_Given records_

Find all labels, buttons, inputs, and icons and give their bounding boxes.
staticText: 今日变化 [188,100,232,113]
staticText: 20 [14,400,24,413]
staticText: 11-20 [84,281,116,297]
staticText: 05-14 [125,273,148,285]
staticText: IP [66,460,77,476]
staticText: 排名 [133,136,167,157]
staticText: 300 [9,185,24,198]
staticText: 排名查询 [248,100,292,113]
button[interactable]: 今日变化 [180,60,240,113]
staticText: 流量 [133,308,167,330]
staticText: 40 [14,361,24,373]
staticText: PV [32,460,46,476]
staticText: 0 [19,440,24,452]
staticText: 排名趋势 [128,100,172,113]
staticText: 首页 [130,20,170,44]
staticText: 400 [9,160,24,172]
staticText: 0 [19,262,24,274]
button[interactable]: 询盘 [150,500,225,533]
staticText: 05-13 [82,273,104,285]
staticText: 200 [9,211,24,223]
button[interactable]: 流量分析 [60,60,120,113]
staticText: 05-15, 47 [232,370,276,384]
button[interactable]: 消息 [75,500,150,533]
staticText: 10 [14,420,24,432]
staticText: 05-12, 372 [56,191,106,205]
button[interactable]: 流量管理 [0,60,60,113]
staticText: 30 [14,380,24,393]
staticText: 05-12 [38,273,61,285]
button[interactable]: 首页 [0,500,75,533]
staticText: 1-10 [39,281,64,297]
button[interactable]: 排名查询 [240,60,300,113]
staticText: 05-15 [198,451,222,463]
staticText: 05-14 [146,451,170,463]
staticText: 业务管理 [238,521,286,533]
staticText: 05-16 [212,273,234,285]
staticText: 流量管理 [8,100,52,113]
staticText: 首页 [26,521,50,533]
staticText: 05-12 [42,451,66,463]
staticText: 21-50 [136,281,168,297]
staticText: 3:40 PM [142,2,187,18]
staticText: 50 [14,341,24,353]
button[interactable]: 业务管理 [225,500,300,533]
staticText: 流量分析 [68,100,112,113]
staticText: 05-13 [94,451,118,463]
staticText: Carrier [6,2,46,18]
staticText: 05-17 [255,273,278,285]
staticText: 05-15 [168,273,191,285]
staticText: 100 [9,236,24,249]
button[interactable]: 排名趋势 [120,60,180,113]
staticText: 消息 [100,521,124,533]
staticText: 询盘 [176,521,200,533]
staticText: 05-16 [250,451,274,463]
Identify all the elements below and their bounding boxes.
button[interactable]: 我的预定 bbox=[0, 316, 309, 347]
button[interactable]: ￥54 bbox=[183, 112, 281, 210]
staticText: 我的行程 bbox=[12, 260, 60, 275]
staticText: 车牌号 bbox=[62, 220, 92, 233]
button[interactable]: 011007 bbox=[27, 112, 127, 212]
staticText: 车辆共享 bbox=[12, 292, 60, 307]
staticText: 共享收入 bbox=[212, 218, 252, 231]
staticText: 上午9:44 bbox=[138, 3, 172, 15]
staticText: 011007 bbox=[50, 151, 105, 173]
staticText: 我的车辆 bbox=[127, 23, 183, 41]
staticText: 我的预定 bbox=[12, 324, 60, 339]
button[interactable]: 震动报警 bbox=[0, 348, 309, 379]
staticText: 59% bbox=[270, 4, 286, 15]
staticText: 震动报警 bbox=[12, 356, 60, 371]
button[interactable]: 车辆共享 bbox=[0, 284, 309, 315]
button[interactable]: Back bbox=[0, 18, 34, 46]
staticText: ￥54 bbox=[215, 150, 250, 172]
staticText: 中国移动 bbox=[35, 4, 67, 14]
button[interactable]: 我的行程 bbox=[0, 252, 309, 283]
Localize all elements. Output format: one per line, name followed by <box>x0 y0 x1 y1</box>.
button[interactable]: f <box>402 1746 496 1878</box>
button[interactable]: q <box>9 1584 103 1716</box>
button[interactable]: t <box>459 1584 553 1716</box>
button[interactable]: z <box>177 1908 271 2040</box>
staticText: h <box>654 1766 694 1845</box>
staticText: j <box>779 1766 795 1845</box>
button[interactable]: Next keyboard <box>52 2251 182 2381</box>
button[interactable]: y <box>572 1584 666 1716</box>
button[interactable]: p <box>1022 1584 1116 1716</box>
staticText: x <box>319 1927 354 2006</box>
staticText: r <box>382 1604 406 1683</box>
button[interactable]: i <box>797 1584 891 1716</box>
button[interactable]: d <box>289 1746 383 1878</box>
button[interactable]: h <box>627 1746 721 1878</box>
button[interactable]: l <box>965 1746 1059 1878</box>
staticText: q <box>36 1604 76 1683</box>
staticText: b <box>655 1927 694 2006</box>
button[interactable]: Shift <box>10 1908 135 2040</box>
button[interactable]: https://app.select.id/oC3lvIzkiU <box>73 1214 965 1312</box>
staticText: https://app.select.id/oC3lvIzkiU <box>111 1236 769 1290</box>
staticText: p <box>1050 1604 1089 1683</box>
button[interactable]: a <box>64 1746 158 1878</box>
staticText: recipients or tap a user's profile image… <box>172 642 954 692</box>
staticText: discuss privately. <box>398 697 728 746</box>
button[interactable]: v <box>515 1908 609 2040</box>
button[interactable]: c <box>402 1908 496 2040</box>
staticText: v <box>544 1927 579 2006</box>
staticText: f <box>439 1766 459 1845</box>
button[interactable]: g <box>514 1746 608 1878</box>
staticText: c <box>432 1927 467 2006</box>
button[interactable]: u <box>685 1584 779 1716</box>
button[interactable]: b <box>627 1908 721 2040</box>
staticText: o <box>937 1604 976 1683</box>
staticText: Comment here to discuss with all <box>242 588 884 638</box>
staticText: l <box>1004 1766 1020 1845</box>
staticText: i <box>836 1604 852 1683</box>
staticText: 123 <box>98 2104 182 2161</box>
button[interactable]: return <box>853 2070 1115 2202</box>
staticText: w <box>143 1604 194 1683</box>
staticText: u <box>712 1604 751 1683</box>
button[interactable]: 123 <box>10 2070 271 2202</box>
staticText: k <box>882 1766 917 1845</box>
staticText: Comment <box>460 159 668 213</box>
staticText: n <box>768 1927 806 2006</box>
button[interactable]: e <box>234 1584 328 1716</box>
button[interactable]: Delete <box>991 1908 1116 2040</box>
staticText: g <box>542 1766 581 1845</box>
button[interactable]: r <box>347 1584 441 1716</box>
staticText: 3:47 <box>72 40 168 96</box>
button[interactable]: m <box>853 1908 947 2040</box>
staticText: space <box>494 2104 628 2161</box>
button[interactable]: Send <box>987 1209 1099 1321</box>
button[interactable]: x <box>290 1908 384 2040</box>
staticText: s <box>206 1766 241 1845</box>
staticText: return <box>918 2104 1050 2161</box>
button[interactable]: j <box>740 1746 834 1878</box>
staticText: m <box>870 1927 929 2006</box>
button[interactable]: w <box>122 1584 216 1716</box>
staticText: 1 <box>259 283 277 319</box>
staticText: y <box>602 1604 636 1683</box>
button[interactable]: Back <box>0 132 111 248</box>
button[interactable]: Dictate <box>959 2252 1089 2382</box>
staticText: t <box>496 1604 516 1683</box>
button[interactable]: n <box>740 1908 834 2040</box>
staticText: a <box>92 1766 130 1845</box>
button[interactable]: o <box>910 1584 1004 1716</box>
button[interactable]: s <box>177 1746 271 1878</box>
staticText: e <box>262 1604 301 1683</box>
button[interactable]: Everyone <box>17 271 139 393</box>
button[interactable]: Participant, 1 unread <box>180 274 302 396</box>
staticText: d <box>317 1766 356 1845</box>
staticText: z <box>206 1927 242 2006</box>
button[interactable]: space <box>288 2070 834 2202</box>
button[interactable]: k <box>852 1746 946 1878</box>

_Goal of the exercise_
Render the entries from the start through the line containing "staticText: 0 [19,262,24,274]", inclusive, as a numbered list, leaving out any blank lines.

_Answer to this problem_
1. Find all labels, buttons, inputs, and icons and give their bounding boxes.
2. staticText: 今日变化 [188,100,232,113]
3. staticText: 20 [14,400,24,413]
4. staticText: 11-20 [84,281,116,297]
5. staticText: 05-14 [125,273,148,285]
6. staticText: IP [66,460,77,476]
7. staticText: 排名 [133,136,167,157]
8. staticText: 300 [9,185,24,198]
9. staticText: 排名查询 [248,100,292,113]
10. button[interactable]: 今日变化 [180,60,240,113]
11. staticText: 流量 [133,308,167,330]
12. staticText: 40 [14,361,24,373]
13. staticText: PV [32,460,46,476]
14. staticText: 0 [19,440,24,452]
15. staticText: 排名趋势 [128,100,172,113]
16. staticText: 首页 [130,20,170,44]
17. staticText: 400 [9,160,24,172]
18. staticText: 0 [19,262,24,274]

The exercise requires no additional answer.